Skip the images and return the records below exactly.

# Start of Extracted information

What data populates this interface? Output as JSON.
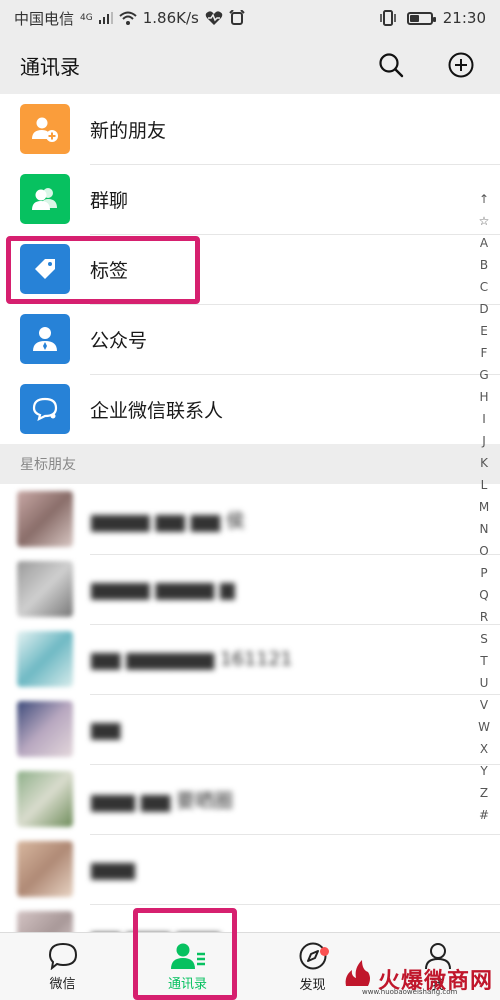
{
  "status_bar": {
    "carrier": "中国电信",
    "signal_label": "4G",
    "speed": "1.86K/s",
    "time": "21:30"
  },
  "header": {
    "title": "通讯录",
    "search_icon": "search-icon",
    "add_icon": "plus-circle-icon"
  },
  "functions": [
    {
      "label": "新的朋友",
      "icon": "add-friend-icon",
      "color": "#fa9d3b"
    },
    {
      "label": "群聊",
      "icon": "group-icon",
      "color": "#07c160"
    },
    {
      "label": "标签",
      "icon": "tag-icon",
      "color": "#2782d7"
    },
    {
      "label": "公众号",
      "icon": "official-account-icon",
      "color": "#2782d7"
    },
    {
      "label": "企业微信联系人",
      "icon": "enterprise-contact-icon",
      "color": "#2782d7"
    }
  ],
  "section": {
    "starred_title": "星标朋友"
  },
  "contacts": [
    {
      "name": "▆▆▆▆ ▆▆ ▆▆ 侯"
    },
    {
      "name": "▆▆▆▆ ▆▆▆▆ ▆"
    },
    {
      "name": "▆▆ ▆▆▆▆▆▆ 161121"
    },
    {
      "name": "▆▆"
    },
    {
      "name": "▆▆▆ ▆▆ 要晒圈"
    },
    {
      "name": "▆▆▆"
    },
    {
      "name": "▆▆ ▆▆▆ ▆▆▆"
    }
  ],
  "index_letters": [
    "↑",
    "☆",
    "A",
    "B",
    "C",
    "D",
    "E",
    "F",
    "G",
    "H",
    "I",
    "J",
    "K",
    "L",
    "M",
    "N",
    "O",
    "P",
    "Q",
    "R",
    "S",
    "T",
    "U",
    "V",
    "W",
    "X",
    "Y",
    "Z",
    "#"
  ],
  "tabs": [
    {
      "label": "微信",
      "icon": "chat-bubble-icon",
      "active": false
    },
    {
      "label": "通讯录",
      "icon": "contacts-icon",
      "active": true
    },
    {
      "label": "发现",
      "icon": "compass-icon",
      "active": false,
      "badge": true
    },
    {
      "label": "我",
      "icon": "person-icon",
      "active": false
    }
  ],
  "watermark": {
    "main": "火爆微商网",
    "sub": "www.huobaoweishang.com"
  },
  "colors": {
    "accent": "#07c160",
    "highlight": "#d6206f",
    "badge": "#fa5151"
  }
}
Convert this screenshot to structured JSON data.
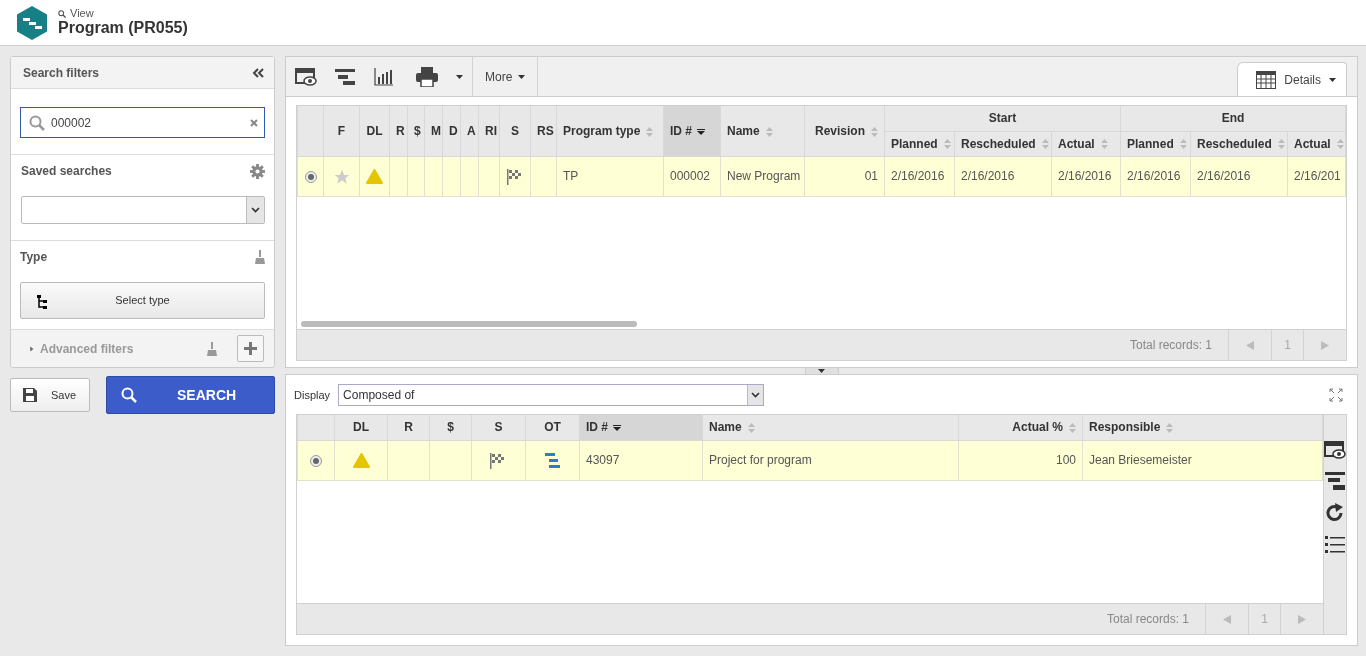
{
  "header": {
    "breadcrumb": "View",
    "title": "Program (PR055)"
  },
  "filters": {
    "title": "Search filters",
    "search": {
      "value": "000002"
    },
    "saved_searches": {
      "label": "Saved searches"
    },
    "type": {
      "label": "Type",
      "button": "Select type"
    },
    "advanced": {
      "label": "Advanced filters",
      "expanded": false
    },
    "save": "Save",
    "search_button": "SEARCH"
  },
  "top_grid": {
    "toolbar": {
      "more": "More",
      "view": "Details"
    },
    "column_groups": [
      {
        "label": "Start"
      },
      {
        "label": "End"
      }
    ],
    "columns": [
      {
        "label": "F"
      },
      {
        "label": "DL"
      },
      {
        "label": "R"
      },
      {
        "label": "$"
      },
      {
        "label": "M"
      },
      {
        "label": "D"
      },
      {
        "label": "A"
      },
      {
        "label": "RI"
      },
      {
        "label": "S"
      },
      {
        "label": "RS"
      },
      {
        "label": "Program type",
        "sortable": true,
        "sorted": false
      },
      {
        "label": "ID #",
        "sortable": true,
        "sorted": true
      },
      {
        "label": "Name",
        "sortable": true,
        "sorted": false
      },
      {
        "label": "Revision",
        "sortable": true,
        "sorted": false
      },
      {
        "label": "Planned",
        "sortable": true,
        "sorted": false
      },
      {
        "label": "Rescheduled",
        "sortable": true,
        "sorted": false
      },
      {
        "label": "Actual",
        "sortable": true,
        "sorted": false
      },
      {
        "label": "Planned",
        "sortable": true,
        "sorted": false
      },
      {
        "label": "Rescheduled",
        "sortable": true,
        "sorted": false
      },
      {
        "label": "Actual",
        "sortable": true,
        "sorted": false
      }
    ],
    "rows": [
      {
        "selected": true,
        "cells": [
          {
            "kind": "star"
          },
          {
            "kind": "warning"
          },
          null,
          null,
          null,
          null,
          null,
          null,
          {
            "kind": "flag"
          },
          null,
          "TP",
          "000002",
          "New Program",
          "01",
          "2/16/2016",
          "2/16/2016",
          "2/16/2016",
          "2/16/2016",
          "2/16/2016",
          "2/16/201"
        ]
      }
    ],
    "footer": {
      "total": "Total records: 1",
      "page": "1"
    }
  },
  "bottom_grid": {
    "display": {
      "label": "Display",
      "value": "Composed of"
    },
    "columns": [
      {
        "label": "DL"
      },
      {
        "label": "R"
      },
      {
        "label": "$"
      },
      {
        "label": "S"
      },
      {
        "label": "OT"
      },
      {
        "label": "ID #",
        "sortable": true,
        "sorted": true
      },
      {
        "label": "Name",
        "sortable": true,
        "sorted": false
      },
      {
        "label": "Actual %",
        "sortable": true,
        "sorted": false
      },
      {
        "label": "Responsible",
        "sortable": true,
        "sorted": false
      }
    ],
    "rows": [
      {
        "selected": true,
        "cells": [
          {
            "kind": "warning"
          },
          null,
          null,
          {
            "kind": "flag"
          },
          {
            "kind": "task"
          },
          "43097",
          "Project for program",
          "100",
          "Jean Briesemeister"
        ]
      }
    ],
    "footer": {
      "total": "Total records: 1",
      "page": "1"
    }
  }
}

# End of Extracted information

* Expected answer
What data populates this interface? Output as JSON.
{
  "status_bar": {
    "carrier": "中国电信",
    "signal_label": "4G",
    "speed": "1.86K/s",
    "time": "21:30"
  },
  "header": {
    "title": "通讯录",
    "search_icon": "search-icon",
    "add_icon": "plus-circle-icon"
  },
  "functions": [
    {
      "label": "新的朋友",
      "icon": "add-friend-icon",
      "color": "#fa9d3b"
    },
    {
      "label": "群聊",
      "icon": "group-icon",
      "color": "#07c160"
    },
    {
      "label": "标签",
      "icon": "tag-icon",
      "color": "#2782d7"
    },
    {
      "label": "公众号",
      "icon": "official-account-icon",
      "color": "#2782d7"
    },
    {
      "label": "企业微信联系人",
      "icon": "enterprise-contact-icon",
      "color": "#2782d7"
    }
  ],
  "section": {
    "starred_title": "星标朋友"
  },
  "contacts": [
    {
      "name": "▆▆▆▆ ▆▆ ▆▆ 侯"
    },
    {
      "name": "▆▆▆▆ ▆▆▆▆ ▆"
    },
    {
      "name": "▆▆ ▆▆▆▆▆▆ 161121"
    },
    {
      "name": "▆▆"
    },
    {
      "name": "▆▆▆ ▆▆ 要晒圈"
    },
    {
      "name": "▆▆▆"
    },
    {
      "name": "▆▆ ▆▆▆ ▆▆▆"
    }
  ],
  "index_letters": [
    "↑",
    "☆",
    "A",
    "B",
    "C",
    "D",
    "E",
    "F",
    "G",
    "H",
    "I",
    "J",
    "K",
    "L",
    "M",
    "N",
    "O",
    "P",
    "Q",
    "R",
    "S",
    "T",
    "U",
    "V",
    "W",
    "X",
    "Y",
    "Z",
    "#"
  ],
  "tabs": [
    {
      "label": "微信",
      "icon": "chat-bubble-icon",
      "active": false
    },
    {
      "label": "通讯录",
      "icon": "contacts-icon",
      "active": true
    },
    {
      "label": "发现",
      "icon": "compass-icon",
      "active": false,
      "badge": true
    },
    {
      "label": "我",
      "icon": "person-icon",
      "active": false
    }
  ],
  "watermark": {
    "main": "火爆微商网",
    "sub": "www.huobaoweishang.com"
  },
  "colors": {
    "accent": "#07c160",
    "highlight": "#d6206f",
    "badge": "#fa5151"
  }
}
Convert this screenshot to structured JSON data.
{
  "header": {
    "breadcrumb": "View",
    "title": "Program (PR055)"
  },
  "filters": {
    "title": "Search filters",
    "search": {
      "value": "000002"
    },
    "saved_searches": {
      "label": "Saved searches"
    },
    "type": {
      "label": "Type",
      "button": "Select type"
    },
    "advanced": {
      "label": "Advanced filters",
      "expanded": false
    },
    "save": "Save",
    "search_button": "SEARCH"
  },
  "top_grid": {
    "toolbar": {
      "more": "More",
      "view": "Details"
    },
    "column_groups": [
      {
        "label": "Start"
      },
      {
        "label": "End"
      }
    ],
    "columns": [
      {
        "label": "F"
      },
      {
        "label": "DL"
      },
      {
        "label": "R"
      },
      {
        "label": "$"
      },
      {
        "label": "M"
      },
      {
        "label": "D"
      },
      {
        "label": "A"
      },
      {
        "label": "RI"
      },
      {
        "label": "S"
      },
      {
        "label": "RS"
      },
      {
        "label": "Program type",
        "sortable": true,
        "sorted": false
      },
      {
        "label": "ID #",
        "sortable": true,
        "sorted": true
      },
      {
        "label": "Name",
        "sortable": true,
        "sorted": false
      },
      {
        "label": "Revision",
        "sortable": true,
        "sorted": false
      },
      {
        "label": "Planned",
        "sortable": true,
        "sorted": false
      },
      {
        "label": "Rescheduled",
        "sortable": true,
        "sorted": false
      },
      {
        "label": "Actual",
        "sortable": true,
        "sorted": false
      },
      {
        "label": "Planned",
        "sortable": true,
        "sorted": false
      },
      {
        "label": "Rescheduled",
        "sortable": true,
        "sorted": false
      },
      {
        "label": "Actual",
        "sortable": true,
        "sorted": false
      }
    ],
    "rows": [
      {
        "selected": true,
        "cells": [
          {
            "kind": "star"
          },
          {
            "kind": "warning"
          },
          null,
          null,
          null,
          null,
          null,
          null,
          {
            "kind": "flag"
          },
          null,
          "TP",
          "000002",
          "New Program",
          "01",
          "2/16/2016",
          "2/16/2016",
          "2/16/2016",
          "2/16/2016",
          "2/16/2016",
          "2/16/201"
        ]
      }
    ],
    "footer": {
      "total": "Total records: 1",
      "page": "1"
    }
  },
  "bottom_grid": {
    "display": {
      "label": "Display",
      "value": "Composed of"
    },
    "columns": [
      {
        "label": "DL"
      },
      {
        "label": "R"
      },
      {
        "label": "$"
      },
      {
        "label": "S"
      },
      {
        "label": "OT"
      },
      {
        "label": "ID #",
        "sortable": true,
        "sorted": true
      },
      {
        "label": "Name",
        "sortable": true,
        "sorted": false
      },
      {
        "label": "Actual %",
        "sortable": true,
        "sorted": false
      },
      {
        "label": "Responsible",
        "sortable": true,
        "sorted": false
      }
    ],
    "rows": [
      {
        "selected": true,
        "cells": [
          {
            "kind": "warning"
          },
          null,
          null,
          {
            "kind": "flag"
          },
          {
            "kind": "task"
          },
          "43097",
          "Project for program",
          "100",
          "Jean Briesemeister"
        ]
      }
    ],
    "footer": {
      "total": "Total records: 1",
      "page": "1"
    }
  }
}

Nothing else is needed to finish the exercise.